Pull out the lines from the one containing "Output a JSON" through the final line of the listing below and repeat them exactly. Leave the pictures behind.
◆ ◆ ◆ ◆ ◆ ◆ ◆
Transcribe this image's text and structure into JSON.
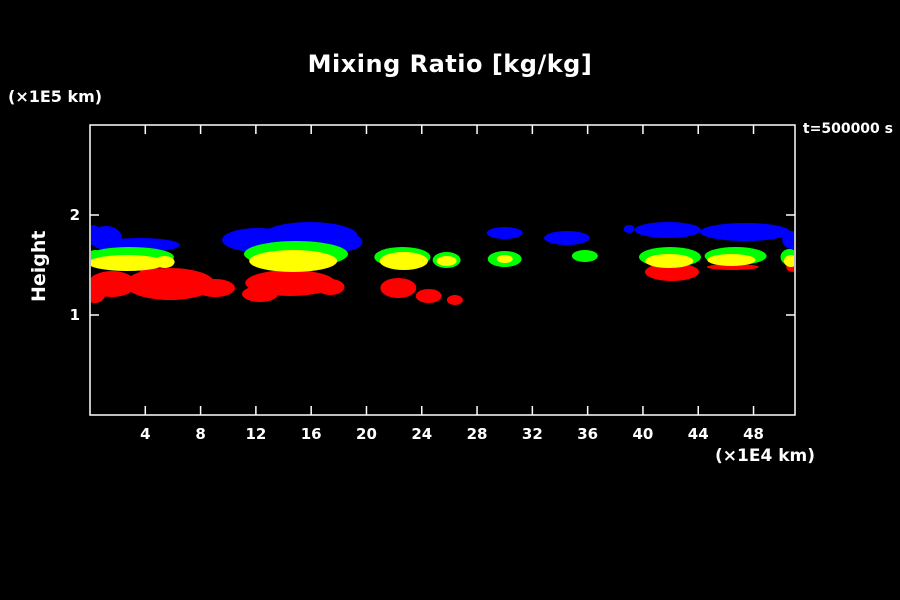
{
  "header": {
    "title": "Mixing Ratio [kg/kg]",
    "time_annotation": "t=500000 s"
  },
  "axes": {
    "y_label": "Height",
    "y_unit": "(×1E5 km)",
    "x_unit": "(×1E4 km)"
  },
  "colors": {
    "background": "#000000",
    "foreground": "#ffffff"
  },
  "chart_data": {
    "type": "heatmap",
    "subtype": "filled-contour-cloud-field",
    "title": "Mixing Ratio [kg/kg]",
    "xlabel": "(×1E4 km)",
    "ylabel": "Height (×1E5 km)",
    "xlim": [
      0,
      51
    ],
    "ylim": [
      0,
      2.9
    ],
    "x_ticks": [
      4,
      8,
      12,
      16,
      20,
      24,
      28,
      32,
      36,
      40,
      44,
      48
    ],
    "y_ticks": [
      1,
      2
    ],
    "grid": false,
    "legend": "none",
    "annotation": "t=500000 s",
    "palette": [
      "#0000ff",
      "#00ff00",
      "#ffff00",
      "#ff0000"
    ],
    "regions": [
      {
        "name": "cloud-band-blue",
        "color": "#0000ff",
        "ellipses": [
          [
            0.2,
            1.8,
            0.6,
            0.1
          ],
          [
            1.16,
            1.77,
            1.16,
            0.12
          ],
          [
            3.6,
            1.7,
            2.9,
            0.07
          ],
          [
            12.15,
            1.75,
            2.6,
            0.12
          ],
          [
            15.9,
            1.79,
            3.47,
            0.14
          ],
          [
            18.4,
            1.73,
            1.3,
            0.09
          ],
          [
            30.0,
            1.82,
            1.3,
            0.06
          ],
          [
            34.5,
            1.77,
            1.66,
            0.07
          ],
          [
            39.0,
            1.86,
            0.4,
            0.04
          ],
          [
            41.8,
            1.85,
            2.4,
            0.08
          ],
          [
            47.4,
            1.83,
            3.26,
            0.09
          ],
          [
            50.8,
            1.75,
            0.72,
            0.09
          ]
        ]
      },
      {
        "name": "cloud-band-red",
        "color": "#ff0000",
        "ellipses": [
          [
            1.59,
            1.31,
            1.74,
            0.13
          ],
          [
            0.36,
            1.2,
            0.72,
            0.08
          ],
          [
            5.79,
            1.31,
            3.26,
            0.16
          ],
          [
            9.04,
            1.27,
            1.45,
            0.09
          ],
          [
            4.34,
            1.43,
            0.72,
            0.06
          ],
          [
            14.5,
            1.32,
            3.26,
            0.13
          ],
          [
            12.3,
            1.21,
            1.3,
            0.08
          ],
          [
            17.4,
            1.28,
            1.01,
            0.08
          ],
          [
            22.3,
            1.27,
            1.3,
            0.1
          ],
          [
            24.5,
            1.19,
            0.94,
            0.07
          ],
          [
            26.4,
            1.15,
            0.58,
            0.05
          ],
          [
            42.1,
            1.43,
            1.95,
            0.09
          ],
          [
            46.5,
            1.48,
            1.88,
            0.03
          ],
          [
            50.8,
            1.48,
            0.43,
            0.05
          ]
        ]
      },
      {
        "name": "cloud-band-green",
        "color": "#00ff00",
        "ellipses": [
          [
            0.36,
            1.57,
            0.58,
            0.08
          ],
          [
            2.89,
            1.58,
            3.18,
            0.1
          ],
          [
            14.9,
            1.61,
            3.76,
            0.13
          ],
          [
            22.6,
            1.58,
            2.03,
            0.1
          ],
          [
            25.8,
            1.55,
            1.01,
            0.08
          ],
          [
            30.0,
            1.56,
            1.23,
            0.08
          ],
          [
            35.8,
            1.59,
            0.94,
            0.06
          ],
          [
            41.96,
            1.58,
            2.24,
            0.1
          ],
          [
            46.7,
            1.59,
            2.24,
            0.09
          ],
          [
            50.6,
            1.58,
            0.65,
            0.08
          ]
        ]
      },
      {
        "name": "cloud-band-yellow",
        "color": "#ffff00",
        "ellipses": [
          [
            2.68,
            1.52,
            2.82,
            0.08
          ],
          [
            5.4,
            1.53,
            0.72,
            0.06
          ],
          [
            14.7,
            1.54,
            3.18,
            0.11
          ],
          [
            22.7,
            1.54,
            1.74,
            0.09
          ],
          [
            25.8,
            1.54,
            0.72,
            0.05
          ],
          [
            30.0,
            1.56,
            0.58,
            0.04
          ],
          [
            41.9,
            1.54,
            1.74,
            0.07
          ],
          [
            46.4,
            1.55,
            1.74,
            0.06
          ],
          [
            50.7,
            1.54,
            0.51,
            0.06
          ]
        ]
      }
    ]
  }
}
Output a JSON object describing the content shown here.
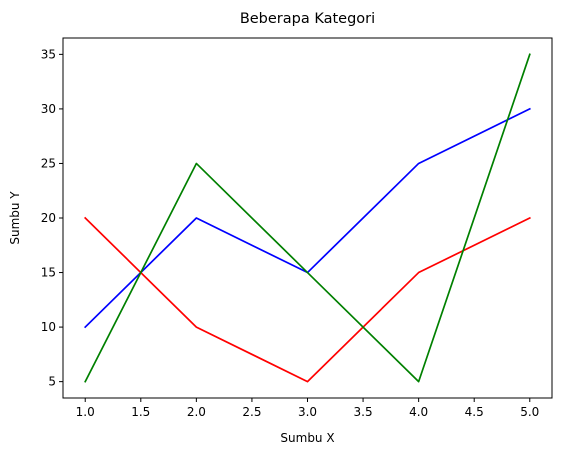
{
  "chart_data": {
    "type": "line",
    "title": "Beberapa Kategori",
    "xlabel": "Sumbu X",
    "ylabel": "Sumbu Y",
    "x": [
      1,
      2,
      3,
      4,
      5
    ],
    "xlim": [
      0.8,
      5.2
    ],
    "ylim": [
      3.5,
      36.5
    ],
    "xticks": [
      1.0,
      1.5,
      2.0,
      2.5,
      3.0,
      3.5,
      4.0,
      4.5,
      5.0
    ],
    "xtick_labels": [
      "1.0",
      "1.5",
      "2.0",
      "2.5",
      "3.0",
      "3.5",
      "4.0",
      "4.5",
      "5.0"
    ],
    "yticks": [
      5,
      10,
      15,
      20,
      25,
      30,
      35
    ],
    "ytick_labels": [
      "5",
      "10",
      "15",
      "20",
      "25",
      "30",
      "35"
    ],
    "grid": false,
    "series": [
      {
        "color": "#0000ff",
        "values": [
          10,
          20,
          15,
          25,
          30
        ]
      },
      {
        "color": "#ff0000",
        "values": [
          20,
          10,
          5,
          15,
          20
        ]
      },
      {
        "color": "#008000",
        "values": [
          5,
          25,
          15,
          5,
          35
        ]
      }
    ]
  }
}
◆ ◆ ◆ ◆ ◆ ◆ ◆
◆ FINISHED ANSWER
Output a JSON object describing the content shown here.
{
  "chart_data": {
    "type": "line",
    "title": "Beberapa Kategori",
    "xlabel": "Sumbu X",
    "ylabel": "Sumbu Y",
    "x": [
      1,
      2,
      3,
      4,
      5
    ],
    "xlim": [
      0.8,
      5.2
    ],
    "ylim": [
      3.5,
      36.5
    ],
    "xticks": [
      1.0,
      1.5,
      2.0,
      2.5,
      3.0,
      3.5,
      4.0,
      4.5,
      5.0
    ],
    "xtick_labels": [
      "1.0",
      "1.5",
      "2.0",
      "2.5",
      "3.0",
      "3.5",
      "4.0",
      "4.5",
      "5.0"
    ],
    "yticks": [
      5,
      10,
      15,
      20,
      25,
      30,
      35
    ],
    "ytick_labels": [
      "5",
      "10",
      "15",
      "20",
      "25",
      "30",
      "35"
    ],
    "grid": false,
    "series": [
      {
        "color": "#0000ff",
        "values": [
          10,
          20,
          15,
          25,
          30
        ]
      },
      {
        "color": "#ff0000",
        "values": [
          20,
          10,
          5,
          15,
          20
        ]
      },
      {
        "color": "#008000",
        "values": [
          5,
          25,
          15,
          5,
          35
        ]
      }
    ]
  }
}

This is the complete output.